:: SET TASK ::
Echo, line for line and unchanged, the part of the listing that opens with the line containing "col-header-actions[interactable]: 操作 (1004, 205, 1307, 233)" and closes with the line containing "clock-date: 2012-11-7 (1295, 748, 1358, 762)", including both of those lines.

:: DATA IN THIS EXERCISE ::

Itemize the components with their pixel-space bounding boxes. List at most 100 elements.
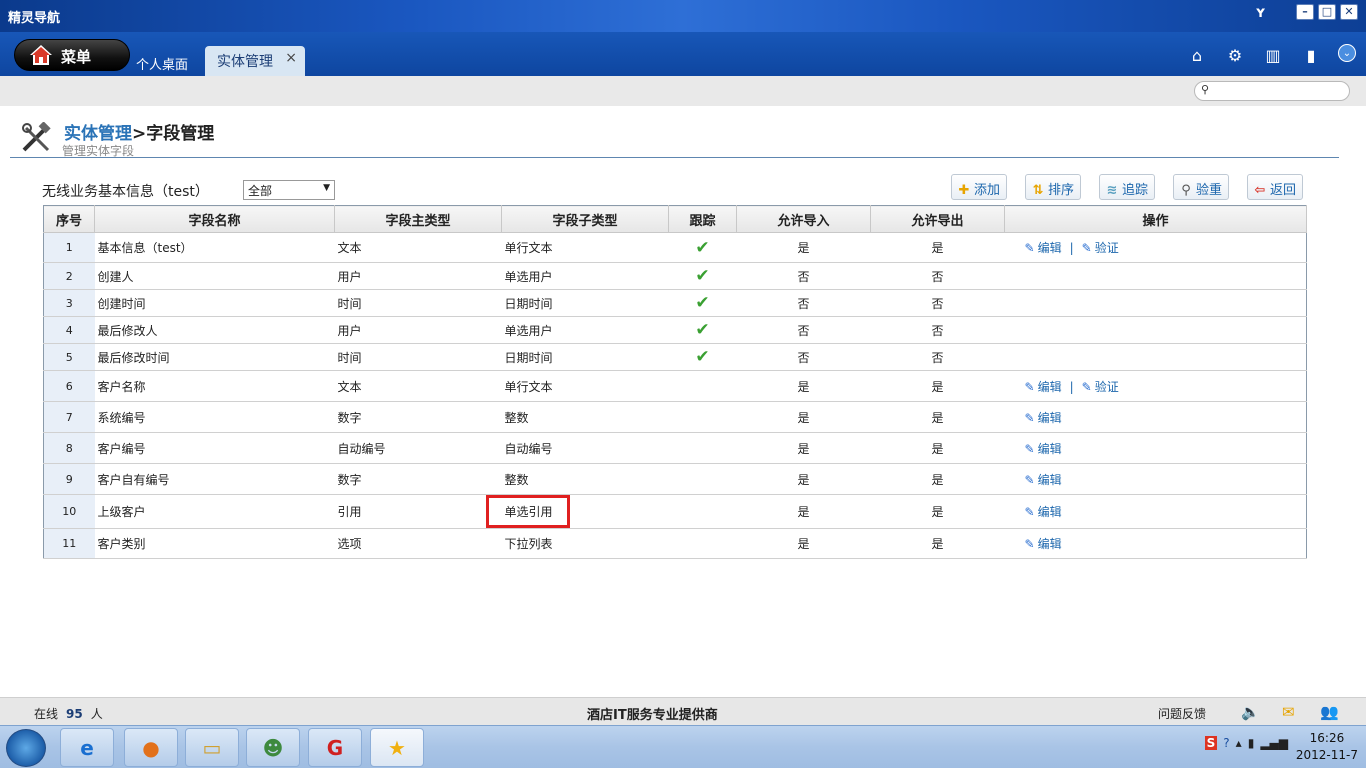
col-header-actions[interactable]: 操作 (1004, 205, 1307, 233)
close-button[interactable]: ✕ (1340, 4, 1358, 20)
cell-index: 10 (43, 494, 95, 529)
tab-entity-management[interactable]: 实体管理 × (205, 46, 305, 76)
tools-icon[interactable]: ʏ (1255, 3, 1266, 21)
title-bar: 精灵导航 ʏ – □ ✕ (0, 0, 1366, 32)
tab-close-icon[interactable]: × (285, 50, 297, 66)
cell-sub-type: 单行文本 (501, 370, 669, 402)
sort-icon: ⇅ (1032, 183, 1044, 198)
app-g-icon[interactable]: G (308, 728, 362, 767)
search-band: ⚲ (0, 76, 1366, 106)
edit-link[interactable]: ✎ 编辑 (1025, 537, 1062, 551)
track-button[interactable]: ≋ 追踪 (1099, 174, 1156, 200)
cell-sub-type: 日期时间 (501, 289, 669, 317)
tray-expand-icon[interactable]: ▴ (1236, 736, 1242, 750)
tab-personal-desktop[interactable]: 个人桌面 (128, 46, 198, 76)
clock-date: 2012-11-7 (1295, 748, 1358, 762)
signal-icon[interactable]: ▂▄▆ (1260, 736, 1288, 750)
speaker-icon[interactable]: 🔈 (1241, 703, 1261, 721)
table-row: 2 创建人 用户 单选用户 ✔ 否否 (43, 262, 1307, 290)
chevron-down-icon[interactable]: ⌄ (1338, 44, 1356, 62)
online-count: 在线 95 人 (34, 705, 103, 722)
edit-link-label: 编辑 (1037, 472, 1062, 487)
cell-sub-type: 单选引用 (485, 494, 669, 529)
sub-type-text: 日期时间 (504, 296, 553, 311)
col-header-sub-type[interactable]: 字段子类型 (501, 205, 669, 233)
edit-link[interactable]: ✎ 编辑 (1025, 380, 1062, 394)
col-header-main-type[interactable]: 字段主类型 (334, 205, 502, 233)
feedback-link[interactable]: 问题反馈 (1158, 705, 1206, 722)
breadcrumb-entity-link[interactable]: 实体管理 (64, 124, 132, 144)
tools-header-icon (22, 122, 51, 152)
verify-button[interactable]: ⚲ 验重 (1173, 174, 1230, 200)
firefox-icon[interactable]: ● (124, 728, 178, 767)
edit-link-label: 编辑 (1037, 441, 1062, 456)
sub-type-text: 单选用户 (504, 269, 553, 284)
home-shop-icon[interactable]: ⌂ (1186, 44, 1208, 66)
cell-index: 5 (43, 343, 95, 371)
mail-icon[interactable]: ✉ (1282, 703, 1302, 721)
sort-button[interactable]: ⇅ 排序 (1025, 174, 1082, 200)
cell-allow-import: 是 (736, 401, 871, 433)
edit-link[interactable]: ✎ 编辑 (1025, 505, 1062, 519)
action-separator: | (1069, 241, 1074, 255)
folder-icon[interactable]: ▭ (185, 728, 239, 767)
col-header-name[interactable]: 字段名称 (94, 205, 335, 233)
sogou-icon[interactable]: S (1204, 736, 1218, 750)
cell-index: 1 (43, 232, 95, 263)
users-icon[interactable]: 👥 (1320, 703, 1340, 721)
cell-main-type: 数字 (334, 401, 502, 433)
col-header-export[interactable]: 允许导出 (870, 205, 1005, 233)
cell-allow-export: 否 (870, 289, 1005, 317)
menu-button[interactable]: 菜单 (14, 39, 130, 71)
clipboard-icon[interactable]: ▥ (1262, 44, 1284, 66)
system-clock[interactable]: 16:26 2012-11-7 (1296, 730, 1358, 764)
network-icon[interactable]: ▮ (1248, 736, 1255, 750)
cell-sub-type: 整数 (501, 401, 669, 433)
cell-allow-export: 是 (870, 432, 1005, 464)
table-row: 3 创建时间 时间 日期时间 ✔ 否否 (43, 289, 1307, 317)
help-icon[interactable]: ? (1223, 736, 1229, 750)
edit-link[interactable]: ✎ 编辑 (1025, 473, 1062, 487)
cell-sub-type: 下拉列表 (501, 528, 669, 559)
col-header-track[interactable]: 跟踪 (668, 205, 737, 233)
cell-track (668, 528, 737, 559)
back-button[interactable]: ⇦ 返回 (1247, 174, 1304, 200)
add-button[interactable]: ✚ 添加 (951, 174, 1008, 200)
edit-link[interactable]: ✎ 编辑 (1025, 241, 1062, 255)
cell-index: 7 (43, 401, 95, 433)
system-tray: S ? ▴ ▮ ▂▄▆ (1204, 736, 1288, 750)
filter-select[interactable]: 全部 ▼ (243, 180, 335, 200)
menu-label: 菜单 (61, 48, 92, 66)
ie-icon[interactable]: e (60, 728, 114, 767)
cell-allow-export: 是 (870, 370, 1005, 402)
validate-link[interactable]: ✎ 验证 (1082, 380, 1119, 394)
col-header-import[interactable]: 允许导入 (736, 205, 871, 233)
page-title: 字段管理 (146, 124, 215, 144)
cell-allow-import: 否 (736, 289, 871, 317)
validate-link[interactable]: ✎ 验证 (1082, 241, 1119, 255)
pencil-icon: ✎ (1081, 241, 1092, 255)
minimize-button[interactable]: – (1296, 4, 1314, 20)
search-input[interactable]: ⚲ (1194, 81, 1350, 101)
cell-field-name: 客户编号 (94, 432, 335, 464)
cell-actions: ✎ 编辑 (1004, 432, 1307, 464)
edit-link[interactable]: ✎ 编辑 (1025, 411, 1062, 425)
gear-icon[interactable]: ⚙ (1224, 44, 1246, 66)
pencil-icon: ✎ (1024, 241, 1035, 255)
usb-icon[interactable]: ▮ (1300, 44, 1322, 66)
edit-link[interactable]: ✎ 编辑 (1025, 442, 1062, 456)
messenger-icon[interactable]: ☻ (246, 728, 300, 767)
online-number: 95 (66, 707, 83, 721)
star-app-icon[interactable]: ★ (370, 728, 424, 767)
verify-button-label: 验重 (1196, 183, 1223, 198)
start-button[interactable] (6, 729, 46, 767)
cell-field-name: 创建人 (94, 262, 335, 290)
cell-main-type: 用户 (334, 262, 502, 290)
col-header-index[interactable]: 序号 (43, 205, 95, 233)
cell-index: 3 (43, 289, 95, 317)
pencil-icon: ✎ (1024, 472, 1035, 487)
maximize-button[interactable]: □ (1318, 4, 1336, 20)
cell-index: 8 (43, 432, 95, 464)
cell-allow-import: 是 (736, 463, 871, 495)
cell-track: ✔ (668, 262, 737, 290)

:: RESULT OF THE TASK ::
col-header-actions[interactable]: 操作 (1004, 205, 1307, 233)
close-button[interactable]: ✕ (1340, 4, 1358, 20)
cell-index: 10 (43, 494, 95, 529)
tab-entity-management[interactable]: 实体管理 × (205, 46, 305, 76)
tools-icon[interactable]: ʏ (1255, 3, 1266, 21)
title-bar: 精灵导航 ʏ – □ ✕ (0, 0, 1366, 32)
tab-close-icon[interactable]: × (285, 50, 297, 66)
cell-sub-type: 单行文本 (501, 370, 669, 402)
sort-icon: ⇅ (1032, 183, 1044, 198)
app-g-icon[interactable]: G (308, 728, 362, 767)
search-band: ⚲ (0, 76, 1366, 106)
edit-link[interactable]: ✎ 编辑 (1025, 537, 1062, 551)
track-button[interactable]: ≋ 追踪 (1099, 174, 1156, 200)
cell-sub-type: 日期时间 (501, 289, 669, 317)
tray-expand-icon[interactable]: ▴ (1236, 736, 1242, 750)
tab-personal-desktop[interactable]: 个人桌面 (128, 46, 198, 76)
clock-date: 2012-11-7 (1295, 748, 1358, 762)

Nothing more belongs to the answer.